TASK INSTRUCTIONS
Give the count of lines containing the string "période", with no other output.

Data listing:
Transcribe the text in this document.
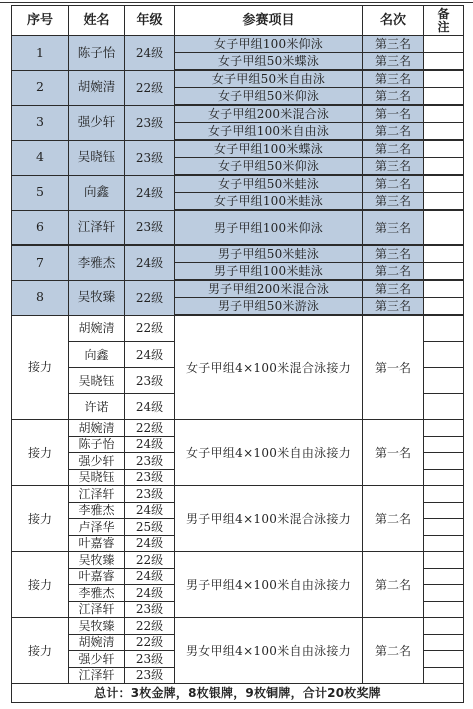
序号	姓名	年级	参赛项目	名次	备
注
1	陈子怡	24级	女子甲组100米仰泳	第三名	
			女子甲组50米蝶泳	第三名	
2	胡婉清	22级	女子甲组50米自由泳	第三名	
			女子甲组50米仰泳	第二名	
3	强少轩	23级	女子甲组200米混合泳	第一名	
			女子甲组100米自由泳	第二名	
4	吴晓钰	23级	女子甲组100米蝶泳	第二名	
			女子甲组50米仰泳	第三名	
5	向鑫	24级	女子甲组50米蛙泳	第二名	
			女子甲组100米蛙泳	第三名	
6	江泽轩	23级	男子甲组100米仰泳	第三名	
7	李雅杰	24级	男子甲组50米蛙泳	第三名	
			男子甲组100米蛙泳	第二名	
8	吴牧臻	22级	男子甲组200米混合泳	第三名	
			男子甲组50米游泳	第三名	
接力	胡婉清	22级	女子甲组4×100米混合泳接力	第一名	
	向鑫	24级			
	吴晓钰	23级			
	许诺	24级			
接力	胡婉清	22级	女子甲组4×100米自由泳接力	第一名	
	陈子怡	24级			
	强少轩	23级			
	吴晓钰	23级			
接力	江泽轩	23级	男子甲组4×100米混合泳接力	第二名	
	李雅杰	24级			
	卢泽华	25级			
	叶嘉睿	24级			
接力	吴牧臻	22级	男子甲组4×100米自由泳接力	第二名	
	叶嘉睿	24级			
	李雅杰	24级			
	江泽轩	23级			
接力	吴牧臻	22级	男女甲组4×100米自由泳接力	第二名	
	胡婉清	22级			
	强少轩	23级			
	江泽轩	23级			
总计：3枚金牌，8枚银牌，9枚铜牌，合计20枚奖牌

---

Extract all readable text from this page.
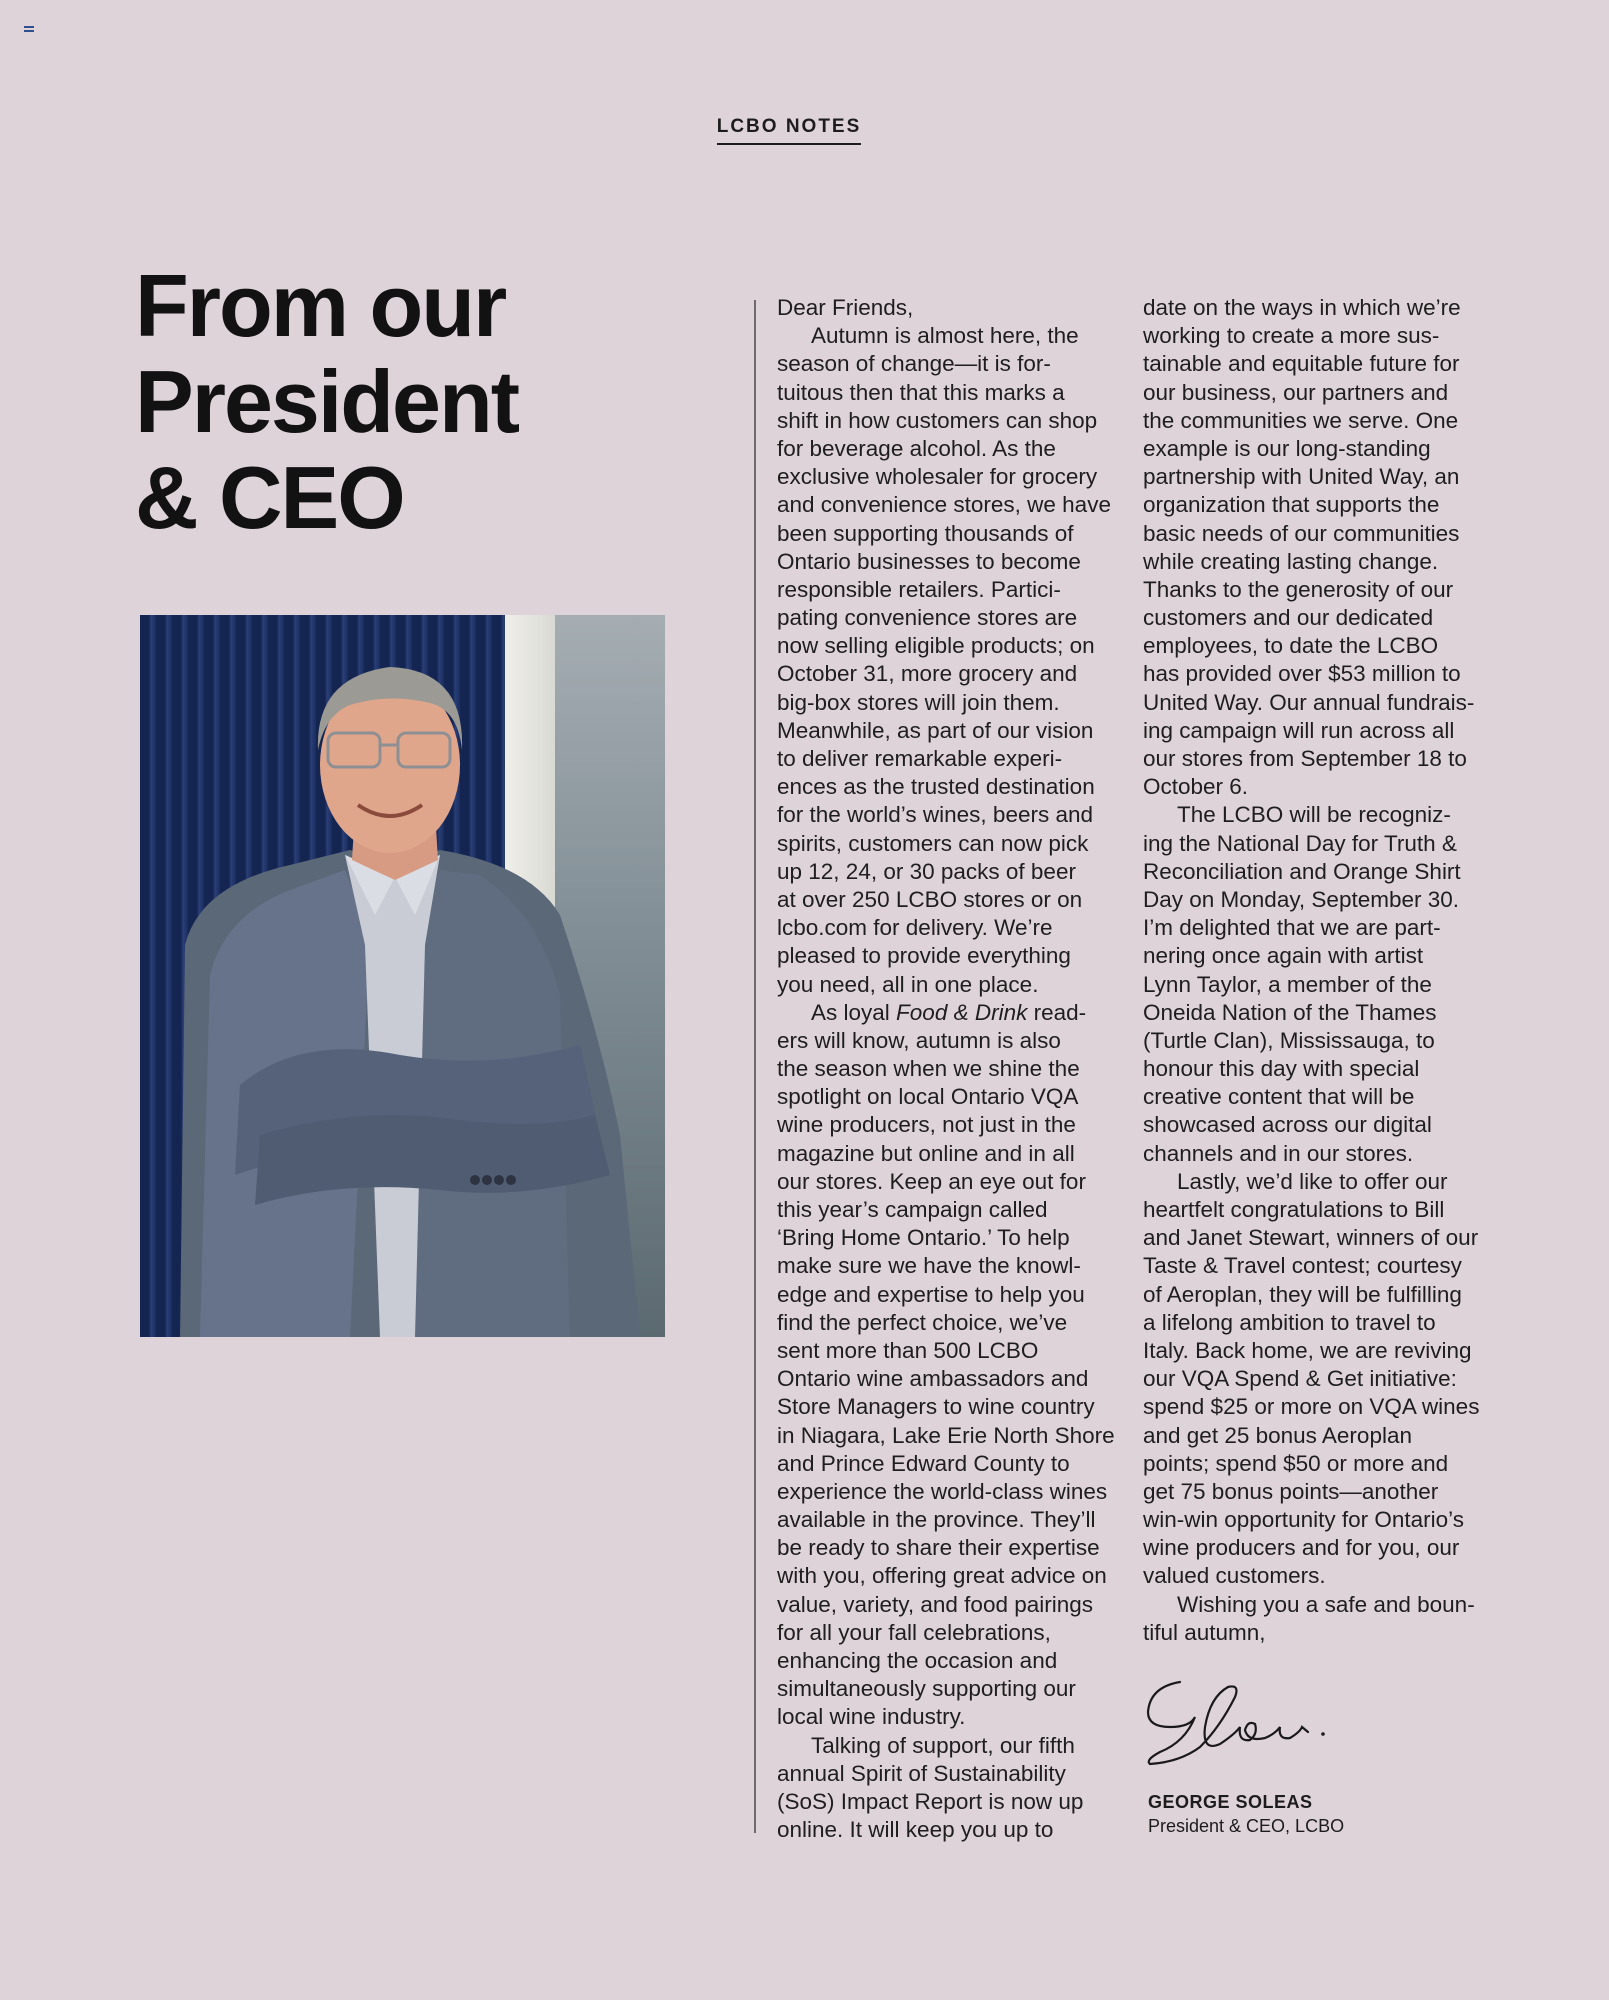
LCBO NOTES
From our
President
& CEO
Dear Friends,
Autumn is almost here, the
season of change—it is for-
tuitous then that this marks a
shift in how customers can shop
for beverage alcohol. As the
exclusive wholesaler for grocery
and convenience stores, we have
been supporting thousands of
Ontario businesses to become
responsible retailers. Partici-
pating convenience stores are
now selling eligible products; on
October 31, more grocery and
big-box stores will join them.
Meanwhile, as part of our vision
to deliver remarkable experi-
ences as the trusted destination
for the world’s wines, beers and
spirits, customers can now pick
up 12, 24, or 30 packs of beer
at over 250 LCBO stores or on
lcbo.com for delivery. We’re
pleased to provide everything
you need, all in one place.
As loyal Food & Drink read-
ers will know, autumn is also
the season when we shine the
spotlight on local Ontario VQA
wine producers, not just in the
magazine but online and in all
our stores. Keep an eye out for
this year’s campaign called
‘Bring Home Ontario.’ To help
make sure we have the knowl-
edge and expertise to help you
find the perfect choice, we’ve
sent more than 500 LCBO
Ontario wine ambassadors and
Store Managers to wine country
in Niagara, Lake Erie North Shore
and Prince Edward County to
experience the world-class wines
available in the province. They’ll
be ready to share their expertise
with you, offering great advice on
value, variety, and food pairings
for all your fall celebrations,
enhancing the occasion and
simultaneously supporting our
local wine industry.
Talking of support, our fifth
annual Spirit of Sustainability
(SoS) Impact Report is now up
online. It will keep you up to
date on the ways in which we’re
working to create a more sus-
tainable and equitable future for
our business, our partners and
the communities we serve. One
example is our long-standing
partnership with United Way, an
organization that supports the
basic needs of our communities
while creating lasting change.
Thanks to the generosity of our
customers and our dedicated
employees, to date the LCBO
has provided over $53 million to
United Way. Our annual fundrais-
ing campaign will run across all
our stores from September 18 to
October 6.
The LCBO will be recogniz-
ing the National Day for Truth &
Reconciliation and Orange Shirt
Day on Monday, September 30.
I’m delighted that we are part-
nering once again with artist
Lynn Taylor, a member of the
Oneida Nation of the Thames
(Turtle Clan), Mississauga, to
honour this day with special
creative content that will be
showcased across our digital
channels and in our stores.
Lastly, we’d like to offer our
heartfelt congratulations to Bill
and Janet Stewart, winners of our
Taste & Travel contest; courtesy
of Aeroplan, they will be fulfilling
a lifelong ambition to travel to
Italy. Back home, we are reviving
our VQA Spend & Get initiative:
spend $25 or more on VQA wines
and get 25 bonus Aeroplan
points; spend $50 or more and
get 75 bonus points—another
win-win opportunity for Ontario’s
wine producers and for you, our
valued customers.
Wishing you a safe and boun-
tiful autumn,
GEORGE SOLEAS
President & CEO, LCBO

---

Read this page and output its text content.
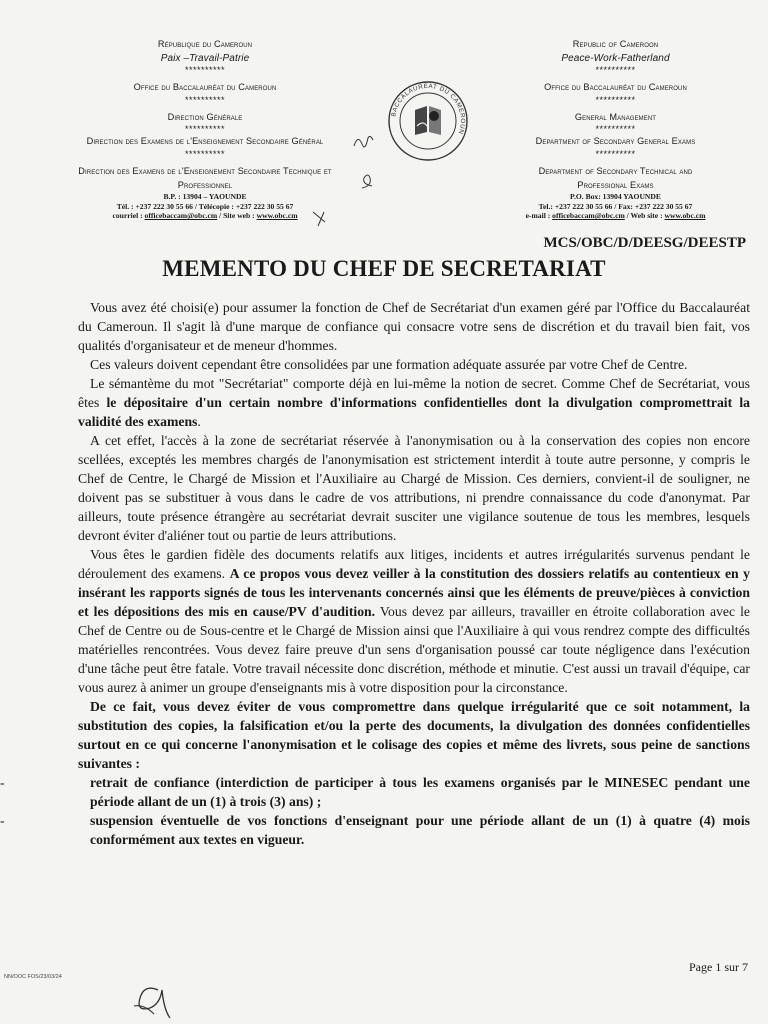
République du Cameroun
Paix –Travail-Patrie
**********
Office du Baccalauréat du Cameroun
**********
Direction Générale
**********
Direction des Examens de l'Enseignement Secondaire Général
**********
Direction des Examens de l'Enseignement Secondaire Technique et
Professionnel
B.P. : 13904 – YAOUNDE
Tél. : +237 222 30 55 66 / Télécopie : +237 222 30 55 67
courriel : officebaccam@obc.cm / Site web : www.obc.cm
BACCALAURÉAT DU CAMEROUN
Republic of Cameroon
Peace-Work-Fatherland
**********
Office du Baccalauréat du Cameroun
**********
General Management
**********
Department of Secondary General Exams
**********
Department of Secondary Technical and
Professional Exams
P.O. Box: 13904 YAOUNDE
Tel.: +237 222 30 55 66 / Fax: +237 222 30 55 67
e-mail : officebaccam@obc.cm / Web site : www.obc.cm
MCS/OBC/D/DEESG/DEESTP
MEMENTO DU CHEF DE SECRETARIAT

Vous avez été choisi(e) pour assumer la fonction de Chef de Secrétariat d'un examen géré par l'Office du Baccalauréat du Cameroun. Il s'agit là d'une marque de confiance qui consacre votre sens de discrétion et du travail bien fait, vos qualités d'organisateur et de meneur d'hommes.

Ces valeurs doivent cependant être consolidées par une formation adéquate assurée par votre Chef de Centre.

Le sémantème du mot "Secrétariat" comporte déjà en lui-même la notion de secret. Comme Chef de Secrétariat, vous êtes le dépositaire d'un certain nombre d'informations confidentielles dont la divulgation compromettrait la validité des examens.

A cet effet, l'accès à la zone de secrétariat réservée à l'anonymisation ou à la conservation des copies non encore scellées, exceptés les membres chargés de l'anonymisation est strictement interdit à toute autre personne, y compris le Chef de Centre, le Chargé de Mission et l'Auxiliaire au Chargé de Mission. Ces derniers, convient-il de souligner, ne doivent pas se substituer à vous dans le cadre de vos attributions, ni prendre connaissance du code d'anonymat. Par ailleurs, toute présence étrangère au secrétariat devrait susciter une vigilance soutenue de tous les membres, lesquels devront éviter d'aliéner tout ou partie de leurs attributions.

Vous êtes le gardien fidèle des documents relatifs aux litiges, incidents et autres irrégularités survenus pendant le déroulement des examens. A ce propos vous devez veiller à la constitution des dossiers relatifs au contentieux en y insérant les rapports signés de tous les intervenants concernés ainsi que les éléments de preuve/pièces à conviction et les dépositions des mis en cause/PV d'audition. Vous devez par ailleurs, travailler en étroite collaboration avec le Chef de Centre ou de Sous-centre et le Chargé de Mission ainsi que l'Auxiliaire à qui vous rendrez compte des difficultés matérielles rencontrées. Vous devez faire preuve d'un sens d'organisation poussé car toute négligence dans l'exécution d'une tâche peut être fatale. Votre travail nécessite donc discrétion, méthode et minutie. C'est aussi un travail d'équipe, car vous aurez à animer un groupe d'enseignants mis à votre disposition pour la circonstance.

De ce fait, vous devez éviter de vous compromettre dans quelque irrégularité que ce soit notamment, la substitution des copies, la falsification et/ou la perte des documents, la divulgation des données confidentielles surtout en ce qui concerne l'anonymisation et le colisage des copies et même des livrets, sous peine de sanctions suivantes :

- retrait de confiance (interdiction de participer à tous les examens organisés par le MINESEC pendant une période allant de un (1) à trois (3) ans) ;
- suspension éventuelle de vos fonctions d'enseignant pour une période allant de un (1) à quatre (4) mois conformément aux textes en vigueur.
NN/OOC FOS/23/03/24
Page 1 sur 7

EXPECTED ANSWER
2